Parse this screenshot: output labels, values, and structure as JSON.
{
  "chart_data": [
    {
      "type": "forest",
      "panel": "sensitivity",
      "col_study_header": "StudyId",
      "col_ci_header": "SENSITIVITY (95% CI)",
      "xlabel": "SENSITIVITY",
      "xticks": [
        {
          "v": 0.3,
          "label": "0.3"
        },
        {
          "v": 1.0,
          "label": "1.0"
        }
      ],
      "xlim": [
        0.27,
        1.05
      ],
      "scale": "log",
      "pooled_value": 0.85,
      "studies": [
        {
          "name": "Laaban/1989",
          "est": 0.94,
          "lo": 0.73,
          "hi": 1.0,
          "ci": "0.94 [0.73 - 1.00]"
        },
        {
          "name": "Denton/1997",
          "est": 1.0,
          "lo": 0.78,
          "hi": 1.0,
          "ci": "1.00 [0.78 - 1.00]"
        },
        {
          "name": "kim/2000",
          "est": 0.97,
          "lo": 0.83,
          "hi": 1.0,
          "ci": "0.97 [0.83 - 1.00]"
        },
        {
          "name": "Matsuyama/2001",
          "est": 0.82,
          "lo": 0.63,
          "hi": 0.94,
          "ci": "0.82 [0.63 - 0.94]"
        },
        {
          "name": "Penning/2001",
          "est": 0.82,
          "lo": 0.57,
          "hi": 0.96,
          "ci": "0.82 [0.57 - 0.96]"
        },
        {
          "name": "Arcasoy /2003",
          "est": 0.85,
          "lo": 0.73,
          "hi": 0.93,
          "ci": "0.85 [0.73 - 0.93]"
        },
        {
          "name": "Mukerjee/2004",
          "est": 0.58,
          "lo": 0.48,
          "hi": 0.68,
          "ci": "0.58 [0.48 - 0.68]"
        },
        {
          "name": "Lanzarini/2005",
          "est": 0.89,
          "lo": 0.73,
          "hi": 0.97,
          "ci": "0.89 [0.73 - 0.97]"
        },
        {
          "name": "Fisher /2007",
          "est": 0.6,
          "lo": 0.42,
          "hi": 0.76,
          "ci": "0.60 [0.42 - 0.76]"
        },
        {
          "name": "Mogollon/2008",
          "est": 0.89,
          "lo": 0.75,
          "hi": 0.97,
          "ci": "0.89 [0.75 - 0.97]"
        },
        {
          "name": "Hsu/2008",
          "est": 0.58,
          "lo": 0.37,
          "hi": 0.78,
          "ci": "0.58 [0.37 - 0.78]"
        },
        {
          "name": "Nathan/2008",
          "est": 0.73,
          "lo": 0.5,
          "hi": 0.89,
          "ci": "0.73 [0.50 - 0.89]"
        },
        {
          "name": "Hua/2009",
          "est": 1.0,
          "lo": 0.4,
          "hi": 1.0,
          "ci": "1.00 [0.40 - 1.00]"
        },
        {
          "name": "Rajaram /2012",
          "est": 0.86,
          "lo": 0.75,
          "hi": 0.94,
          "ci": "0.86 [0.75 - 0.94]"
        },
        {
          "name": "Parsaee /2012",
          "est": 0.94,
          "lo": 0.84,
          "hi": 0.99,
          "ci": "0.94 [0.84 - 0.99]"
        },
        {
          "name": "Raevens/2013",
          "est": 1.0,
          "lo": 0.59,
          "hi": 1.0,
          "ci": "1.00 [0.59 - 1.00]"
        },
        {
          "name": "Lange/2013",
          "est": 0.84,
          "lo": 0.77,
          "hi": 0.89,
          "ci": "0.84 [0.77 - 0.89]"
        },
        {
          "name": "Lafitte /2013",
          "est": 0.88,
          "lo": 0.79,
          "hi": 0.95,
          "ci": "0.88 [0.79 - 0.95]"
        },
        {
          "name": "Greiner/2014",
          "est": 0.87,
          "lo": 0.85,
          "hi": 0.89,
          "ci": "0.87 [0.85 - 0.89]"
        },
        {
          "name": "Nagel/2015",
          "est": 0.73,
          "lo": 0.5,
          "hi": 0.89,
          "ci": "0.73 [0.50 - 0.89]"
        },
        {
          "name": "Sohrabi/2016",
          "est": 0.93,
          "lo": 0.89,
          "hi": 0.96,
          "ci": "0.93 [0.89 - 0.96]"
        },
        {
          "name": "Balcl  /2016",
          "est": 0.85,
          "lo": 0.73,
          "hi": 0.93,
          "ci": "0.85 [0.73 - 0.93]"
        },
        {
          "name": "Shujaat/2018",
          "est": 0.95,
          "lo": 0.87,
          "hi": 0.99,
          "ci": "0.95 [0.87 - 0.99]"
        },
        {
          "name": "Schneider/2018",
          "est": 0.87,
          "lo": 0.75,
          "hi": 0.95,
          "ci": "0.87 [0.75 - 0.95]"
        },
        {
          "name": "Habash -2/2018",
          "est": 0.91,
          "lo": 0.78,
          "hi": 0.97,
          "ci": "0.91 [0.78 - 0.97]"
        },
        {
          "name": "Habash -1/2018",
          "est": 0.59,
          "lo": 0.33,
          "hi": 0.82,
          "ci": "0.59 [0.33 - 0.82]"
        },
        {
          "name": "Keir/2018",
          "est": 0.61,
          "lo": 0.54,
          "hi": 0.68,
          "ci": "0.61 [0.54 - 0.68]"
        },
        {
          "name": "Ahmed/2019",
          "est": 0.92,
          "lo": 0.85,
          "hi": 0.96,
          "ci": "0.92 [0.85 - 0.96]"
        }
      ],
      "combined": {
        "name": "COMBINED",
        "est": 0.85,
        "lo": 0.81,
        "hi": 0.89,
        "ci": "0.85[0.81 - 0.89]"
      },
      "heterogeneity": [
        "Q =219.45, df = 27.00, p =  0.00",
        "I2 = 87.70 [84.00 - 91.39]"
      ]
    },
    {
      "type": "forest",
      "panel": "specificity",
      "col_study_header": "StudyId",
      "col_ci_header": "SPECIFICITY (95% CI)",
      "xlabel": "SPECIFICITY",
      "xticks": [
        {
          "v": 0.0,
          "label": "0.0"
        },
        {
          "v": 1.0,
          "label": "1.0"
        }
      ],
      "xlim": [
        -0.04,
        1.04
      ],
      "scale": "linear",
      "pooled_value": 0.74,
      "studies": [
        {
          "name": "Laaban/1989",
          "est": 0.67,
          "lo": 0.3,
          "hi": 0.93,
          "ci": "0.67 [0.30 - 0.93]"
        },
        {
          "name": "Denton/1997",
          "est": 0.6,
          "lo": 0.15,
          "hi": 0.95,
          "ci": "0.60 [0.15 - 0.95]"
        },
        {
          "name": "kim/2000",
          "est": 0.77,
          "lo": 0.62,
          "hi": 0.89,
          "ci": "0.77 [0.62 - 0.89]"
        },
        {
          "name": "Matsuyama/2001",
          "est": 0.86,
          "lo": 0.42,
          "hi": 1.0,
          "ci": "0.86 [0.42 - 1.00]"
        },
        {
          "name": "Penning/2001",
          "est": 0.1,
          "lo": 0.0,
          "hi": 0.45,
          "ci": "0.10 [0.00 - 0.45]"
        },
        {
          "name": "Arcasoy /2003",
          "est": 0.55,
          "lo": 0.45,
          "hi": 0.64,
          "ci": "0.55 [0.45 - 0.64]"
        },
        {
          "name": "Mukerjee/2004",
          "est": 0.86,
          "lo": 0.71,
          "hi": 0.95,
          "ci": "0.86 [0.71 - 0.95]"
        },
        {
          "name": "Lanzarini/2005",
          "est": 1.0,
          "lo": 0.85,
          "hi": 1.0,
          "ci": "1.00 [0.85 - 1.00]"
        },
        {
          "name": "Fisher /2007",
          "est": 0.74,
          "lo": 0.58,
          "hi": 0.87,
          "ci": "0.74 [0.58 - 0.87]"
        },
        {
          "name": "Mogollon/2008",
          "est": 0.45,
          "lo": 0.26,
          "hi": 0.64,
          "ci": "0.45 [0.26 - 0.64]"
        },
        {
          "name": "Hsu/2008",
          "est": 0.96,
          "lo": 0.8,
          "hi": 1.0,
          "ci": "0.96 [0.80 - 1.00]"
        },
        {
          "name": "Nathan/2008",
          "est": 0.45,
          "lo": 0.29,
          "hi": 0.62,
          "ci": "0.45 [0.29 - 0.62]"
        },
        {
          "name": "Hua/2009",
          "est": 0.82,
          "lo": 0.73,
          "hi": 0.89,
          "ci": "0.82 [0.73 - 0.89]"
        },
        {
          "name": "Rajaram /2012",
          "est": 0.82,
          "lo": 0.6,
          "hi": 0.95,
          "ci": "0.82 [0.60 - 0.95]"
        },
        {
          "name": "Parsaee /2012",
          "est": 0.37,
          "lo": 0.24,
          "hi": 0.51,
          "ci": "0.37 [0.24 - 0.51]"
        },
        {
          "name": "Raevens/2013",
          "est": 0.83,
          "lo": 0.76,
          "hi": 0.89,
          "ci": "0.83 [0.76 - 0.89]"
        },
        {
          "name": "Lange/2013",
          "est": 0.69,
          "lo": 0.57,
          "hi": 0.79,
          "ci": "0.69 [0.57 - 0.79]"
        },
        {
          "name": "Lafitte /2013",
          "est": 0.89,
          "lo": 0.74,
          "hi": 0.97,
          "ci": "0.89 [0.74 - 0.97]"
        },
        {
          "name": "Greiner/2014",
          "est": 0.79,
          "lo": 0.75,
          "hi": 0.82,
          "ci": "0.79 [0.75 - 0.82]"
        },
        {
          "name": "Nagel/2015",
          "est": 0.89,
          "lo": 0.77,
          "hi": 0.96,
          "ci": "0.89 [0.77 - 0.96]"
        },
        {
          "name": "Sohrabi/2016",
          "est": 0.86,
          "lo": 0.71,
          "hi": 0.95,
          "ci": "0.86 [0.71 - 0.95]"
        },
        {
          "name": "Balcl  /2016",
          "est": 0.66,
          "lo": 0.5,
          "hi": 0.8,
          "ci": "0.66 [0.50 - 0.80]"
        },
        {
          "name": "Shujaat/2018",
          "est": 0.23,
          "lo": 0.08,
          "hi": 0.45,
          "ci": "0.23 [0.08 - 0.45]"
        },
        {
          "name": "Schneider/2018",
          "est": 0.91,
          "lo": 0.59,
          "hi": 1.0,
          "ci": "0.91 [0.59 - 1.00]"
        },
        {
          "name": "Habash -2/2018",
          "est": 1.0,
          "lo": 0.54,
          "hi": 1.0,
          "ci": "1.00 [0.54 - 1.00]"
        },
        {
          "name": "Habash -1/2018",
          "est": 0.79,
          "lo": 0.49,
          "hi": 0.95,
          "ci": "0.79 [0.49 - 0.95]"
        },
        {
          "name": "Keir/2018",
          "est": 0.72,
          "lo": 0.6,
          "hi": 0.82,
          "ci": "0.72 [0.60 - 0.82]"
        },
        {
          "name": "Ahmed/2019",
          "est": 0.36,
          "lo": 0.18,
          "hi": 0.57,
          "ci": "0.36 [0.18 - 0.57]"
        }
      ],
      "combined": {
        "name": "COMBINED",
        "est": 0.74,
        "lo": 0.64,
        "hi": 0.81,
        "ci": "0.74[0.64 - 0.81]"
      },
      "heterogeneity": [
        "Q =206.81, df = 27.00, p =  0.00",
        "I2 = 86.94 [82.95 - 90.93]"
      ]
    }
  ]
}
__________
▸ **EXERCISE DESCRIPTION**:
Each line in the data that holds the string "xlabel" should be found and copied.

▸ **TASK RESULT**:
      "xlabel": "SENSITIVITY",
      "xlabel": "SPECIFICITY",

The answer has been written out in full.